Data extracted from a collection:

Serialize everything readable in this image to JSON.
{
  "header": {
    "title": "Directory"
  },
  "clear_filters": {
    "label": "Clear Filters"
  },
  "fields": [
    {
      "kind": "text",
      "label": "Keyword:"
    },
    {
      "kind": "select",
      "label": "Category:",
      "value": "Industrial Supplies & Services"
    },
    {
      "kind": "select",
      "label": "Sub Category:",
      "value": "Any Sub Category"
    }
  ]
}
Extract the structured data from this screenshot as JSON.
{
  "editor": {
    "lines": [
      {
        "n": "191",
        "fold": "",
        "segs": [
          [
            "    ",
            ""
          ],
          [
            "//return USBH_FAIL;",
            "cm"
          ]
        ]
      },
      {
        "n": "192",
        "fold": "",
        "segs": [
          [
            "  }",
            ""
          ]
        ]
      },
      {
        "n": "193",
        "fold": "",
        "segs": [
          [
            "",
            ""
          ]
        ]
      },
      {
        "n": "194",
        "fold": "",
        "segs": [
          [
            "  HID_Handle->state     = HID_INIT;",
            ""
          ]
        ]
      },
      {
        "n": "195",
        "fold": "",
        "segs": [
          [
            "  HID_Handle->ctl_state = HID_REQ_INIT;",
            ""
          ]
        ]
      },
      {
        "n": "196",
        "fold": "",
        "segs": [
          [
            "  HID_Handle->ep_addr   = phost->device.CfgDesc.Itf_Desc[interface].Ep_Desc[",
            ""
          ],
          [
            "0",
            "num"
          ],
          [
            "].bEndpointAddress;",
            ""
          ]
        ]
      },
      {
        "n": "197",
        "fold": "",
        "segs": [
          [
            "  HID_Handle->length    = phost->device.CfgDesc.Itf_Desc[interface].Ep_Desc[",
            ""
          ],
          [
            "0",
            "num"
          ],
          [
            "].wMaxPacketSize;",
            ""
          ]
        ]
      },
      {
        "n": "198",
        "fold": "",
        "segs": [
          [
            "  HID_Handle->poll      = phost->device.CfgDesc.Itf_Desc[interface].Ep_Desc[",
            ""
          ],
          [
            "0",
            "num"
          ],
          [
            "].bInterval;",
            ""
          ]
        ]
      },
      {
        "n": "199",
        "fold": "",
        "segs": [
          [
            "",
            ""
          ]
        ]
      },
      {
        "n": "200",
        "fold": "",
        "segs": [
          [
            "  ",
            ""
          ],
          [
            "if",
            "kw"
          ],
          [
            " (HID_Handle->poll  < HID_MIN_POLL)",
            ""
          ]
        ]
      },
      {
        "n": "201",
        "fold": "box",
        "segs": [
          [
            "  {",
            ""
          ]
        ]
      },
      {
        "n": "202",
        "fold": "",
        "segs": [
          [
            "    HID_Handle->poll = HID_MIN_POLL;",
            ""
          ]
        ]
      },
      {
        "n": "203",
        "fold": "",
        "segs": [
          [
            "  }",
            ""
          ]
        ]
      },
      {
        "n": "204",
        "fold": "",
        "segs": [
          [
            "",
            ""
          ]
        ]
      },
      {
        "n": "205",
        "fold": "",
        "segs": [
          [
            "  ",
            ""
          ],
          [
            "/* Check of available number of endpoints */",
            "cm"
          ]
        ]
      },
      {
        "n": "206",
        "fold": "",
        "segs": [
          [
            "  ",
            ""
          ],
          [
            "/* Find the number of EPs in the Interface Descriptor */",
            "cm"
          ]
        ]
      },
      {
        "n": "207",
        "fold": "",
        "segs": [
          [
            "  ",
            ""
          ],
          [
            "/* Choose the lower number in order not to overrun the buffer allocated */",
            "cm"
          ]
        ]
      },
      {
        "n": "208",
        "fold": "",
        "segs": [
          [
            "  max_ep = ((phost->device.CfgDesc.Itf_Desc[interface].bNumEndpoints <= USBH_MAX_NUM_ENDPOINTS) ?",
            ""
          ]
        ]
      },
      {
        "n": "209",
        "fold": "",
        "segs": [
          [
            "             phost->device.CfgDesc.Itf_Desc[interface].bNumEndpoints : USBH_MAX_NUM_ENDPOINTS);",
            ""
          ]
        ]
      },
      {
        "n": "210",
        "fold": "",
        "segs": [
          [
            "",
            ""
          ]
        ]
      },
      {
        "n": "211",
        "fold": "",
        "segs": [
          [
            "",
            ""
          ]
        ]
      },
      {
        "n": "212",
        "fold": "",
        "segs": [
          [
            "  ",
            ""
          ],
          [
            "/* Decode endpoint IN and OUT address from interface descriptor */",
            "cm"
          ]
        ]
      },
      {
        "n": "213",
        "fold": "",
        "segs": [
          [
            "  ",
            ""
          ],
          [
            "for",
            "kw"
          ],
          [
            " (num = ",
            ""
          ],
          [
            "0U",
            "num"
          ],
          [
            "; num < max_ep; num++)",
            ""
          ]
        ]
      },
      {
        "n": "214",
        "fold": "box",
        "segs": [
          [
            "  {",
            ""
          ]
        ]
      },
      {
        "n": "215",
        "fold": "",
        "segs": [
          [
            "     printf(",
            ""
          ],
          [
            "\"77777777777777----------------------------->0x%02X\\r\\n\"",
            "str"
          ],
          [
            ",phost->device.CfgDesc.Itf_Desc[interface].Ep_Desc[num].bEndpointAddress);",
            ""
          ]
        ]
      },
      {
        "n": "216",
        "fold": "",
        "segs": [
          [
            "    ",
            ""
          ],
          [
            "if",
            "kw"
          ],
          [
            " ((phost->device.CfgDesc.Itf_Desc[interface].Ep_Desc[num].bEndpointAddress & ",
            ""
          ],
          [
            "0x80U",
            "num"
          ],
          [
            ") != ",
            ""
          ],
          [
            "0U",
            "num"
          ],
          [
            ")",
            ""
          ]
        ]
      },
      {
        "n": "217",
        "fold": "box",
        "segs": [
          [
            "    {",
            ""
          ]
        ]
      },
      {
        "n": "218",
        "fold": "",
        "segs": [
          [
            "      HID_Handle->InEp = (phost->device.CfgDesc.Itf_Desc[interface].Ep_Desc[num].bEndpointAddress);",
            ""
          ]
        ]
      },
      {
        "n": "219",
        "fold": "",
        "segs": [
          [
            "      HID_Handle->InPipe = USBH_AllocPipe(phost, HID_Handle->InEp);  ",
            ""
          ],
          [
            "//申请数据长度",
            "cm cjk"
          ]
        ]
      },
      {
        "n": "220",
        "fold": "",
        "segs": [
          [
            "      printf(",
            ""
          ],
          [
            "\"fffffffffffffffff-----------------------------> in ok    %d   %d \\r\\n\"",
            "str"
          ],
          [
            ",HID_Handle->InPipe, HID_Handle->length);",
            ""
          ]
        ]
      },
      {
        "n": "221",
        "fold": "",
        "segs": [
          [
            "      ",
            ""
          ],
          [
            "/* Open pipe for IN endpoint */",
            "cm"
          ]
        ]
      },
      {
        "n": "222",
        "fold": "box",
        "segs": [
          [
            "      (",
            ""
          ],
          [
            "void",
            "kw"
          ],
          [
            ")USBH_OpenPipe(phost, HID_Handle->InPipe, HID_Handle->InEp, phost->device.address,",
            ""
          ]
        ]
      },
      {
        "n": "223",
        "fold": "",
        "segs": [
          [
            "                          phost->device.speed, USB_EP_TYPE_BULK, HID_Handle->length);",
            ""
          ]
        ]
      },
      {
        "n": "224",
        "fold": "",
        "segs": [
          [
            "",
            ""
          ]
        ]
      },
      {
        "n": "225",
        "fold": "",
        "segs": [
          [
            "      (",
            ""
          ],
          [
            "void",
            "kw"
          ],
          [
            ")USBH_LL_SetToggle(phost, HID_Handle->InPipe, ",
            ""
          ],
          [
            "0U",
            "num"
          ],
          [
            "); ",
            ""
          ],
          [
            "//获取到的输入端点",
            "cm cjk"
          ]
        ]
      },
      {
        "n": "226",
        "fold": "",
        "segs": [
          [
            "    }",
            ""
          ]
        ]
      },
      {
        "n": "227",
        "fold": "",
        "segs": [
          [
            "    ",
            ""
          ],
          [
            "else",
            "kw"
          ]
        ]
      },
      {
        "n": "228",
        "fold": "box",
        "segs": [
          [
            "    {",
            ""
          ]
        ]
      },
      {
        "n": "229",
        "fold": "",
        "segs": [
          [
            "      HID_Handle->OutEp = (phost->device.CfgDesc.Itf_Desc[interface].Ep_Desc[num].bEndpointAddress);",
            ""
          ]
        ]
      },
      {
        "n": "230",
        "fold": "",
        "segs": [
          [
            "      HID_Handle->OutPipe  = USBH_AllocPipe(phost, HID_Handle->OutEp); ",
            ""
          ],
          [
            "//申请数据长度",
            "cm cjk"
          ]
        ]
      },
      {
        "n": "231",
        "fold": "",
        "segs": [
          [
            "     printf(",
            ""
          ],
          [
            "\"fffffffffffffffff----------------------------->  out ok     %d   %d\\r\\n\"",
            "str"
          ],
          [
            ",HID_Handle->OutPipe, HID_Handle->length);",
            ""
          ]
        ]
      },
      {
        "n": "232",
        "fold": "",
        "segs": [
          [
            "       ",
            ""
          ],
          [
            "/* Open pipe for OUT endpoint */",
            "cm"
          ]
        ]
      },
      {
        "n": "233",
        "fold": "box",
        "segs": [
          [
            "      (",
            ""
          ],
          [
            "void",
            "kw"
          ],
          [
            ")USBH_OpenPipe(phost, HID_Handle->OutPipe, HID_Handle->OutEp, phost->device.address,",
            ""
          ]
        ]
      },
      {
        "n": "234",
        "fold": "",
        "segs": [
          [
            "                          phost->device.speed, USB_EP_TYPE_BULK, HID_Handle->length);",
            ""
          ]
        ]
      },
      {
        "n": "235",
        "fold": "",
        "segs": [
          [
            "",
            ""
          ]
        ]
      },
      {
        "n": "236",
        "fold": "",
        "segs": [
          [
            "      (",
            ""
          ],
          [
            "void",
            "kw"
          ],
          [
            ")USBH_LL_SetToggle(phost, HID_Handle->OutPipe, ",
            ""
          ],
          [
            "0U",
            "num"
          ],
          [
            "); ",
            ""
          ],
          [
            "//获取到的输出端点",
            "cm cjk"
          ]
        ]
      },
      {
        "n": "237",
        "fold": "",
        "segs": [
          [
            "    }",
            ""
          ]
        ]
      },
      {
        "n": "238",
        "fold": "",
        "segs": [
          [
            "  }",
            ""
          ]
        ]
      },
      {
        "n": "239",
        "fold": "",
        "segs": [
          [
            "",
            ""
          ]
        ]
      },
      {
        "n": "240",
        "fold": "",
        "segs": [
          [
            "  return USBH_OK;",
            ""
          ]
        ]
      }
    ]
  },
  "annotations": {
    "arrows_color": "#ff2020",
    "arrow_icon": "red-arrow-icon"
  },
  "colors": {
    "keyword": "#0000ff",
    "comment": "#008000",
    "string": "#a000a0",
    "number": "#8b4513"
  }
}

TASK DIRECTIONS:
In the listing above, locate each line with "fffffffffffffffff" and copy it.

WRITTEN ANSWER:
            "\"fffffffffffffffff-----------------------------> in ok    %d   %d \\r\\n\"",
            "\"fffffffffffffffff----------------------------->  out ok     %d   %d\\r\\n\"",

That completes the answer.